Pictures stay out; everything else in the records is to be copied exactly.

....

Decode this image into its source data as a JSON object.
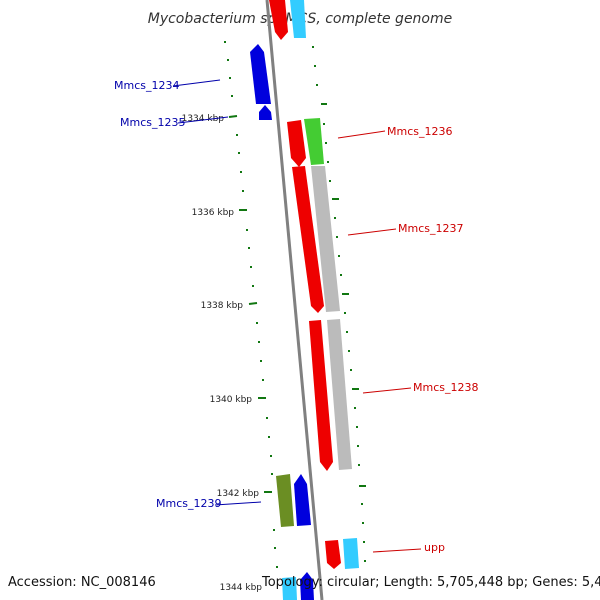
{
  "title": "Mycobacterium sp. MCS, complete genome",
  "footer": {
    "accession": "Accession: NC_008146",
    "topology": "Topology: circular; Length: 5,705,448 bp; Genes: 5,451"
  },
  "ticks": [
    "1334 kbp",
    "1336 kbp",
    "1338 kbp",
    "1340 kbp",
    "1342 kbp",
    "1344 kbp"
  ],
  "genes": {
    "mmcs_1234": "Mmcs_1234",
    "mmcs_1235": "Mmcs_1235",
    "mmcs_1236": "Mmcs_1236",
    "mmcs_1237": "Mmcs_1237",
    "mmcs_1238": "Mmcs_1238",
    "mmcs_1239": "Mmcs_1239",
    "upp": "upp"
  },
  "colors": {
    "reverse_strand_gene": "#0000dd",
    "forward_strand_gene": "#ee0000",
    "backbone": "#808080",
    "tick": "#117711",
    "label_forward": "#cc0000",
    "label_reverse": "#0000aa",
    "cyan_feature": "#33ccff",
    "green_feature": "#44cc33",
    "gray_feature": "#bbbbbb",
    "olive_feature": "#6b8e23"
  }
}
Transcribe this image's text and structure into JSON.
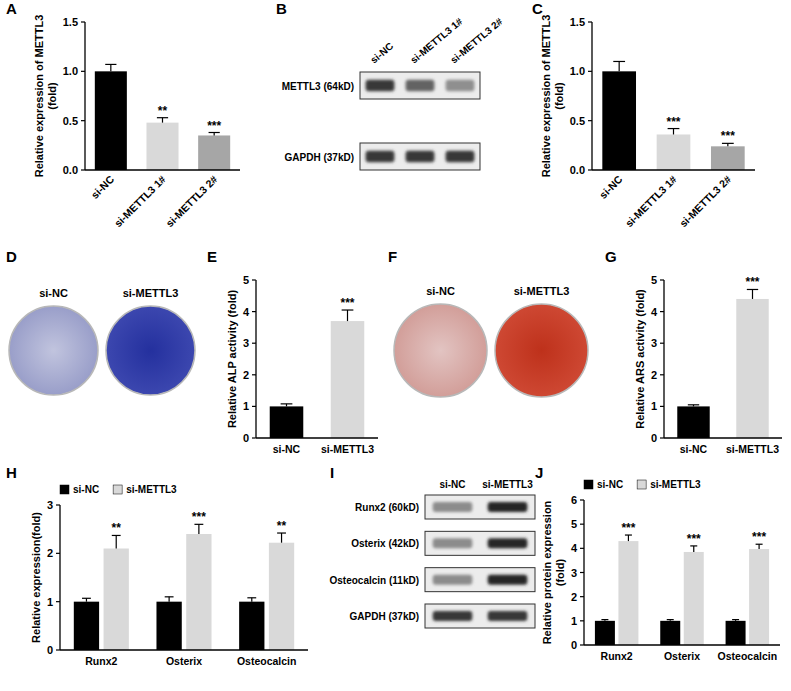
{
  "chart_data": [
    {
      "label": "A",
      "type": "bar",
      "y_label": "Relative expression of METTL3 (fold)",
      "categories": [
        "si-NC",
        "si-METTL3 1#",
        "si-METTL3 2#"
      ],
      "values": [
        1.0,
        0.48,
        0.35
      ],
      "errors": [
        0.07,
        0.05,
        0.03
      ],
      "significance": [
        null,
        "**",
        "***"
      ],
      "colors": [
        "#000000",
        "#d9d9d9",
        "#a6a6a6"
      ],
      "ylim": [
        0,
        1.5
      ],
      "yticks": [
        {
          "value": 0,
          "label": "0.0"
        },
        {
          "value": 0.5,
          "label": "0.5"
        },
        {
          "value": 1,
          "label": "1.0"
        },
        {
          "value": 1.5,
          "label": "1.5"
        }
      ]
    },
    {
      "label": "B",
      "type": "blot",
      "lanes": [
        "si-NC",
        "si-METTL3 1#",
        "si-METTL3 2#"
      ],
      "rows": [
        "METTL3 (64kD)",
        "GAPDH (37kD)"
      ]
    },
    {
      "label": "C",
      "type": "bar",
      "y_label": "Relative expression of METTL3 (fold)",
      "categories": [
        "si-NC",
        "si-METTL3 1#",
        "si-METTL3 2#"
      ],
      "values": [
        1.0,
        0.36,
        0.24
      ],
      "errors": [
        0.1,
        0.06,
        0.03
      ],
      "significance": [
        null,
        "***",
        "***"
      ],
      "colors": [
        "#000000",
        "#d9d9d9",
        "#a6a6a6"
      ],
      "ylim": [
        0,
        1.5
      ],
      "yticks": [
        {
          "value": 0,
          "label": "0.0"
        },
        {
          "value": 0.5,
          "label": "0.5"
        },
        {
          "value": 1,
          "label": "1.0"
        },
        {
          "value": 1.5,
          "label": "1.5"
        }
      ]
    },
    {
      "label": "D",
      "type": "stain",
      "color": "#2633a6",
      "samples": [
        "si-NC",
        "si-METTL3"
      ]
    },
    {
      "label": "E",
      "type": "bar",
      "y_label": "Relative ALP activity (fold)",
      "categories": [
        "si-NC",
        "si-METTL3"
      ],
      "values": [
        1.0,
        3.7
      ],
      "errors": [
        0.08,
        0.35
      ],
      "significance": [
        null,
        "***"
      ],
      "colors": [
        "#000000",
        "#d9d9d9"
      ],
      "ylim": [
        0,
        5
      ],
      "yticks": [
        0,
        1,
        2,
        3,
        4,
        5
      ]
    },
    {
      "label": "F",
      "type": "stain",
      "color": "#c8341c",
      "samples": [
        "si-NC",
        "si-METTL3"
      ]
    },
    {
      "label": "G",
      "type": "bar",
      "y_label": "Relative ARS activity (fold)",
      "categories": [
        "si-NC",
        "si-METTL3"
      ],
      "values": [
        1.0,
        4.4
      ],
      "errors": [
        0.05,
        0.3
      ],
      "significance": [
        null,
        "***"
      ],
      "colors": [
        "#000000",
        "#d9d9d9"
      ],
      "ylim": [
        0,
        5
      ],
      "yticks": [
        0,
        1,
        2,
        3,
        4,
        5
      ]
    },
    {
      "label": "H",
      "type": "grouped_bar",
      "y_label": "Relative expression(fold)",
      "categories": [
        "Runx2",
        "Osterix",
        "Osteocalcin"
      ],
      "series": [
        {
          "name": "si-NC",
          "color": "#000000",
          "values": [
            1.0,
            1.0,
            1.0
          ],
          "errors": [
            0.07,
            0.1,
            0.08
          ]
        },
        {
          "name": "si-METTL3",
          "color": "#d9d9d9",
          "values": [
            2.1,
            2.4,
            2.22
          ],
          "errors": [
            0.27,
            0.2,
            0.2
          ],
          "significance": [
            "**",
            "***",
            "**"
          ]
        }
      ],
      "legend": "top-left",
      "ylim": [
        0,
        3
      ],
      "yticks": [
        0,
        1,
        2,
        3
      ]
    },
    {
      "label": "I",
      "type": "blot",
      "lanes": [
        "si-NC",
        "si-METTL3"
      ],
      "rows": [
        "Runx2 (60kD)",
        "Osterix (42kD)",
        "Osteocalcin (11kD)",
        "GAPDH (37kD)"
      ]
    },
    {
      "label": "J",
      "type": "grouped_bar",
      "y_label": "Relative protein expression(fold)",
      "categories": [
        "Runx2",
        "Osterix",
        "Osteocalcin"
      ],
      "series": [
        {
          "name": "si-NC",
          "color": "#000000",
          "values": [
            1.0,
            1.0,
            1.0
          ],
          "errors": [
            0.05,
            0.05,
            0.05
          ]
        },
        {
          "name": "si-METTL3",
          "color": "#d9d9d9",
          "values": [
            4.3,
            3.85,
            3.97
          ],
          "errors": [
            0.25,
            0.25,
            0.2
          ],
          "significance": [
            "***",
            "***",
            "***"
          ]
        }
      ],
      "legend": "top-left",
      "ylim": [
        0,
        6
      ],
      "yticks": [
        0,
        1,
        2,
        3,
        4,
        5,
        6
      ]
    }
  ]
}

....

Response box:
Decode this image into its source data as a JSON object.
{
  "title": "Mycobacterium sp. MCS, complete genome",
  "footer": {
    "accession": "Accession: NC_008146",
    "topology": "Topology: circular; Length: 5,705,448 bp; Genes: 5,451"
  },
  "ticks": [
    "1334 kbp",
    "1336 kbp",
    "1338 kbp",
    "1340 kbp",
    "1342 kbp",
    "1344 kbp"
  ],
  "genes": {
    "mmcs_1234": "Mmcs_1234",
    "mmcs_1235": "Mmcs_1235",
    "mmcs_1236": "Mmcs_1236",
    "mmcs_1237": "Mmcs_1237",
    "mmcs_1238": "Mmcs_1238",
    "mmcs_1239": "Mmcs_1239",
    "upp": "upp"
  },
  "colors": {
    "reverse_strand_gene": "#0000dd",
    "forward_strand_gene": "#ee0000",
    "backbone": "#808080",
    "tick": "#117711",
    "label_forward": "#cc0000",
    "label_reverse": "#0000aa",
    "cyan_feature": "#33ccff",
    "green_feature": "#44cc33",
    "gray_feature": "#bbbbbb",
    "olive_feature": "#6b8e23"
  }
}
Transcribe this image's text and structure into JSON.
{
  "chart_data": [
    {
      "label": "A",
      "type": "bar",
      "y_label": "Relative expression of METTL3 (fold)",
      "categories": [
        "si-NC",
        "si-METTL3 1#",
        "si-METTL3 2#"
      ],
      "values": [
        1.0,
        0.48,
        0.35
      ],
      "errors": [
        0.07,
        0.05,
        0.03
      ],
      "significance": [
        null,
        "**",
        "***"
      ],
      "colors": [
        "#000000",
        "#d9d9d9",
        "#a6a6a6"
      ],
      "ylim": [
        0,
        1.5
      ],
      "yticks": [
        {
          "value": 0,
          "label": "0.0"
        },
        {
          "value": 0.5,
          "label": "0.5"
        },
        {
          "value": 1,
          "label": "1.0"
        },
        {
          "value": 1.5,
          "label": "1.5"
        }
      ]
    },
    {
      "label": "B",
      "type": "blot",
      "lanes": [
        "si-NC",
        "si-METTL3 1#",
        "si-METTL3 2#"
      ],
      "rows": [
        "METTL3 (64kD)",
        "GAPDH (37kD)"
      ]
    },
    {
      "label": "C",
      "type": "bar",
      "y_label": "Relative expression of METTL3 (fold)",
      "categories": [
        "si-NC",
        "si-METTL3 1#",
        "si-METTL3 2#"
      ],
      "values": [
        1.0,
        0.36,
        0.24
      ],
      "errors": [
        0.1,
        0.06,
        0.03
      ],
      "significance": [
        null,
        "***",
        "***"
      ],
      "colors": [
        "#000000",
        "#d9d9d9",
        "#a6a6a6"
      ],
      "ylim": [
        0,
        1.5
      ],
      "yticks": [
        {
          "value": 0,
          "label": "0.0"
        },
        {
          "value": 0.5,
          "label": "0.5"
        },
        {
          "value": 1,
          "label": "1.0"
        },
        {
          "value": 1.5,
          "label": "1.5"
        }
      ]
    },
    {
      "label": "D",
      "type": "stain",
      "color": "#2633a6",
      "samples": [
        "si-NC",
        "si-METTL3"
      ]
    },
    {
      "label": "E",
      "type": "bar",
      "y_label": "Relative ALP activity (fold)",
      "categories": [
        "si-NC",
        "si-METTL3"
      ],
      "values": [
        1.0,
        3.7
      ],
      "errors": [
        0.08,
        0.35
      ],
      "significance": [
        null,
        "***"
      ],
      "colors": [
        "#000000",
        "#d9d9d9"
      ],
      "ylim": [
        0,
        5
      ],
      "yticks": [
        0,
        1,
        2,
        3,
        4,
        5
      ]
    },
    {
      "label": "F",
      "type": "stain",
      "color": "#c8341c",
      "samples": [
        "si-NC",
        "si-METTL3"
      ]
    },
    {
      "label": "G",
      "type": "bar",
      "y_label": "Relative ARS activity (fold)",
      "categories": [
        "si-NC",
        "si-METTL3"
      ],
      "values": [
        1.0,
        4.4
      ],
      "errors": [
        0.05,
        0.3
      ],
      "significance": [
        null,
        "***"
      ],
      "colors": [
        "#000000",
        "#d9d9d9"
      ],
      "ylim": [
        0,
        5
      ],
      "yticks": [
        0,
        1,
        2,
        3,
        4,
        5
      ]
    },
    {
      "label": "H",
      "type": "grouped_bar",
      "y_label": "Relative expression(fold)",
      "categories": [
        "Runx2",
        "Osterix",
        "Osteocalcin"
      ],
      "series": [
        {
          "name": "si-NC",
          "color": "#000000",
          "values": [
            1.0,
            1.0,
            1.0
          ],
          "errors": [
            0.07,
            0.1,
            0.08
          ]
        },
        {
          "name": "si-METTL3",
          "color": "#d9d9d9",
          "values": [
            2.1,
            2.4,
            2.22
          ],
          "errors": [
            0.27,
            0.2,
            0.2
          ],
          "significance": [
            "**",
            "***",
            "**"
          ]
        }
      ],
      "legend": "top-left",
      "ylim": [
        0,
        3
      ],
      "yticks": [
        0,
        1,
        2,
        3
      ]
    },
    {
      "label": "I",
      "type": "blot",
      "lanes": [
        "si-NC",
        "si-METTL3"
      ],
      "rows": [
        "Runx2 (60kD)",
        "Osterix (42kD)",
        "Osteocalcin (11kD)",
        "GAPDH (37kD)"
      ]
    },
    {
      "label": "J",
      "type": "grouped_bar",
      "y_label": "Relative protein expression(fold)",
      "categories": [
        "Runx2",
        "Osterix",
        "Osteocalcin"
      ],
      "series": [
        {
          "name": "si-NC",
          "color": "#000000",
          "values": [
            1.0,
            1.0,
            1.0
          ],
          "errors": [
            0.05,
            0.05,
            0.05
          ]
        },
        {
          "name": "si-METTL3",
          "color": "#d9d9d9",
          "values": [
            4.3,
            3.85,
            3.97
          ],
          "errors": [
            0.25,
            0.25,
            0.2
          ],
          "significance": [
            "***",
            "***",
            "***"
          ]
        }
      ],
      "legend": "top-left",
      "ylim": [
        0,
        6
      ],
      "yticks": [
        0,
        1,
        2,
        3,
        4,
        5,
        6
      ]
    }
  ]
}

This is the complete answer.